Pick out each line containing the string "aller".

** BEGIN Dataset records **

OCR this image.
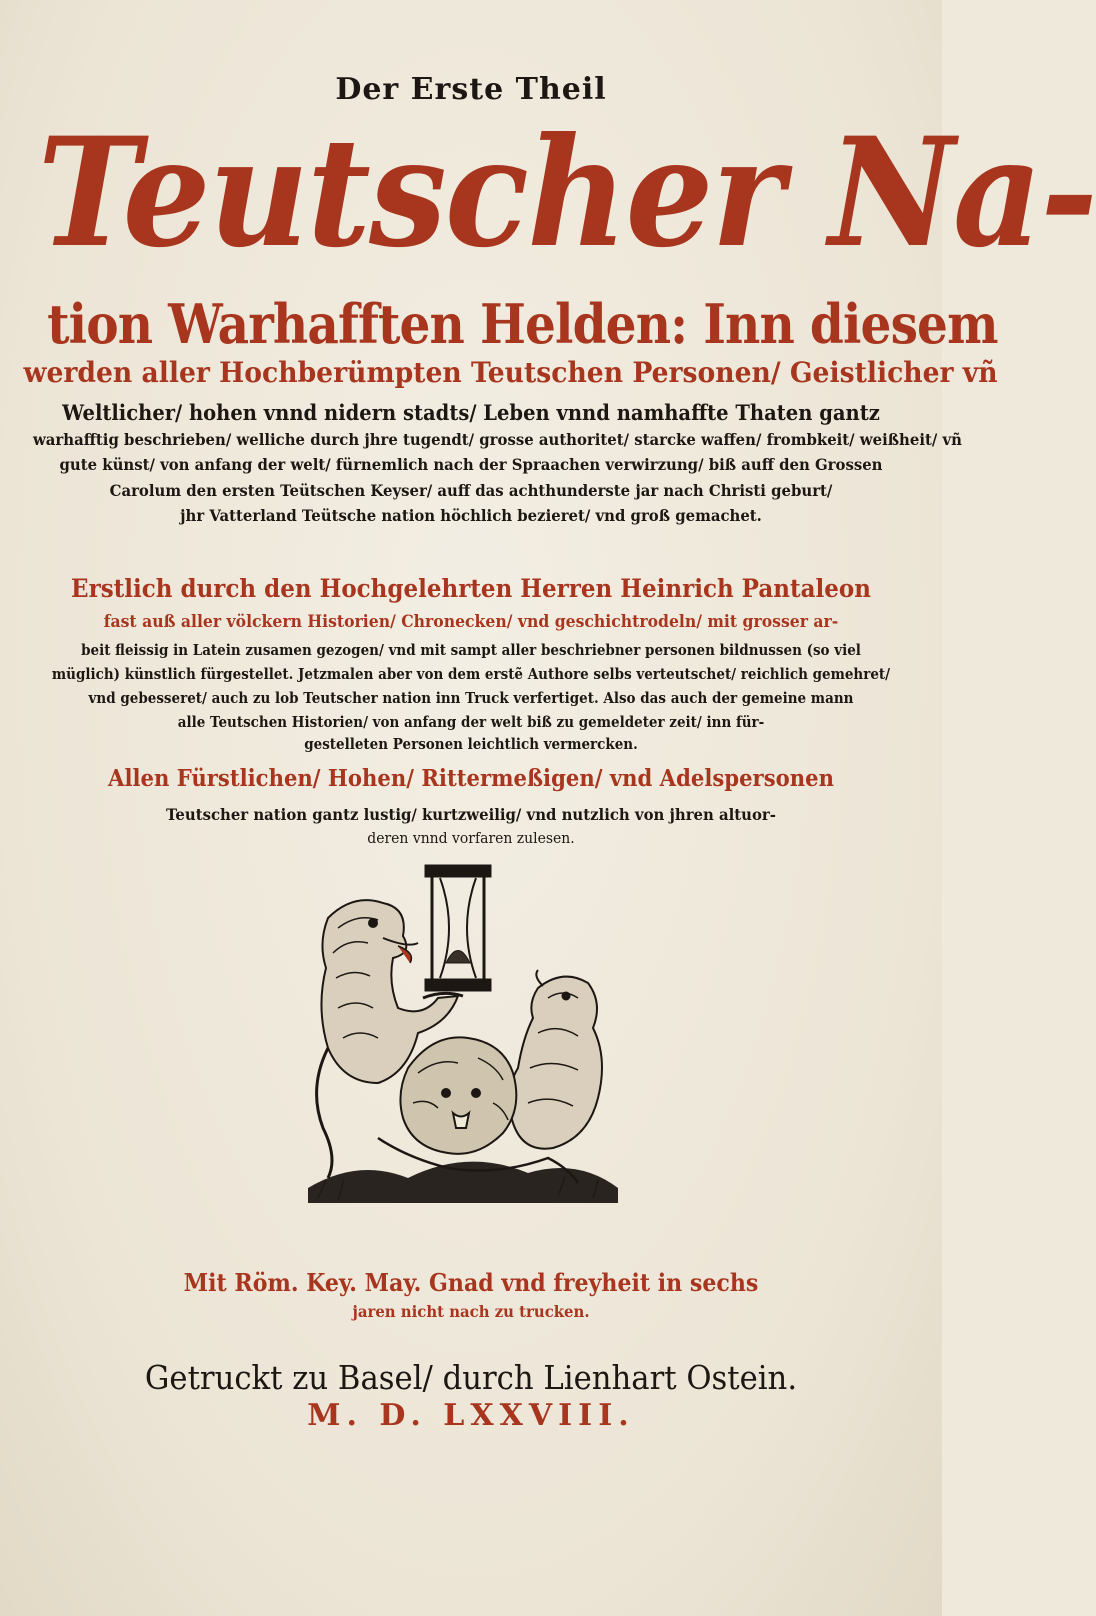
Der Erste Theil
Teutscher Na-
tion Warhafften Helden: Inn diesem
werden aller Hochberümpten Teutschen Personen/ Geistlicher vñ
Weltlicher/ hohen vnnd nidern stadts/ Leben vnnd namhaffte Thaten gantz
warhafftig beschrieben/ welliche durch jhre tugendt/ grosse authoritet/ starcke waffen/ frombkeit/ weißheit/ vñ
gute künst/ von anfang der welt/ fürnemlich nach der Spraachen verwirzung/ biß auff den Grossen
Carolum den ersten Teütschen Keyser/ auff das achthunderste jar nach Christi geburt/
jhr Vatterland Teütsche nation höchlich bezieret/ vnd groß gemachet.
Erstlich durch den Hochgelehrten Herren Heinrich Pantaleon
fast auß aller völckern Historien/ Chronecken/ vnd geschichtrodeln/ mit grosser ar-
beit fleissig in Latein zusamen gezogen/ vnd mit sampt aller beschriebner personen bildnussen (so viel
müglich) künstlich fürgestellet. Jetzmalen aber von dem erstẽ Authore selbs verteutschet/ reichlich gemehret/
vnd gebesseret/ auch zu lob Teutscher nation inn Truck verfertiget. Also das auch der gemeine mann
alle Teutschen Historien/ von anfang der welt biß zu gemeldeter zeit/ inn für-
gestelleten Personen leichtlich vermercken.
Allen Fürstlichen/ Hohen/ Rittermeßigen/ vnd Adelspersonen
Teutscher nation gantz lustig/ kurtzweilig/ vnd nutzlich von jhren altuor-
deren vnnd vorfaren zulesen.
Mit Röm. Key. May. Gnad vnd freyheit in sechs
jaren nicht nach zu trucken.
Getruckt zu Basel/ durch Lienhart Ostein.
M. D. LXXVIII.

** END Dataset records **

__Result below__
werden aller Hochberümpten Teutschen Personen/ Geistlicher vñ
fast auß aller völckern Historien/ Chronecken/ vnd geschichtrodeln/ mit grosser ar-
beit fleissig in Latein zusamen gezogen/ vnd mit sampt aller beschriebner personen bildnussen (so viel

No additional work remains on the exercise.